(Figure collection entries)
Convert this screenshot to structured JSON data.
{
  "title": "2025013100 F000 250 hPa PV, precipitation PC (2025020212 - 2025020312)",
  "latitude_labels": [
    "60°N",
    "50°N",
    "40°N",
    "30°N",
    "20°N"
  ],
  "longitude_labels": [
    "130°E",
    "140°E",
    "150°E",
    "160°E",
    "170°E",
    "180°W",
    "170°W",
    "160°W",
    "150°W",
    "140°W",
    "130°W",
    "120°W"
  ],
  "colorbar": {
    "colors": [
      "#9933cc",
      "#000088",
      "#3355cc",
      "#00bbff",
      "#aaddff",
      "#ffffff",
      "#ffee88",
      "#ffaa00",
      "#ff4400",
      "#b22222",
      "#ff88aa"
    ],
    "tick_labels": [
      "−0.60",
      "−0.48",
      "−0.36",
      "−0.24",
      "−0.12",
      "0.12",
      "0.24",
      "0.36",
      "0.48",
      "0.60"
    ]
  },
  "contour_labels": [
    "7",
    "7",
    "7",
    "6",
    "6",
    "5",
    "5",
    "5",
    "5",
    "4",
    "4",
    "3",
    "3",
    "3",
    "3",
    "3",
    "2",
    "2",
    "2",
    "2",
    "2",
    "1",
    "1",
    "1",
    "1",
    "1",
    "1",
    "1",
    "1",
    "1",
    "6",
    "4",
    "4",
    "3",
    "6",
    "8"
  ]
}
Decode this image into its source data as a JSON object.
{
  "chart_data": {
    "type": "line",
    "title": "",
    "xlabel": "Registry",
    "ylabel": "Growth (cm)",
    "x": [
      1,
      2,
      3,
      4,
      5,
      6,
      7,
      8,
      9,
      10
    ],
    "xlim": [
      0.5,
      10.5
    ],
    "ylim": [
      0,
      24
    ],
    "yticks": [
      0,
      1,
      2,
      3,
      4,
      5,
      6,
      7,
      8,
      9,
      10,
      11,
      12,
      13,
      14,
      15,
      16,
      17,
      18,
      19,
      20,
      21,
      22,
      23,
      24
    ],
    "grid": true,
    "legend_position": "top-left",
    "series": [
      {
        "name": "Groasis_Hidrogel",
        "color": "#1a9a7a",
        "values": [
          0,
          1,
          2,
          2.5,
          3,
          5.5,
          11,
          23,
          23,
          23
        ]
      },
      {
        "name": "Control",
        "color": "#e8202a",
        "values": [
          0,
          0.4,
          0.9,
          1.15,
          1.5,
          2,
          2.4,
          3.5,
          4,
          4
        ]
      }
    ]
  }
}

EXERCISE DESCRIPTION | Write out exactly the lines from the line holding "Decode this image" through the last line of the data, and nothing besides those lines.

CORRECT RESULT |
Decode this image into its source data as a JSON object.
{
  "chart_data": {
    "type": "line",
    "title": "",
    "xlabel": "Registry",
    "ylabel": "Growth (cm)",
    "x": [
      1,
      2,
      3,
      4,
      5,
      6,
      7,
      8,
      9,
      10
    ],
    "xlim": [
      0.5,
      10.5
    ],
    "ylim": [
      0,
      24
    ],
    "yticks": [
      0,
      1,
      2,
      3,
      4,
      5,
      6,
      7,
      8,
      9,
      10,
      11,
      12,
      13,
      14,
      15,
      16,
      17,
      18,
      19,
      20,
      21,
      22,
      23,
      24
    ],
    "grid": true,
    "legend_position": "top-left",
    "series": [
      {
        "name": "Groasis_Hidrogel",
        "color": "#1a9a7a",
        "values": [
          0,
          1,
          2,
          2.5,
          3,
          5.5,
          11,
          23,
          23,
          23
        ]
      },
      {
        "name": "Control",
        "color": "#e8202a",
        "values": [
          0,
          0.4,
          0.9,
          1.15,
          1.5,
          2,
          2.4,
          3.5,
          4,
          4
        ]
      }
    ]
  }
}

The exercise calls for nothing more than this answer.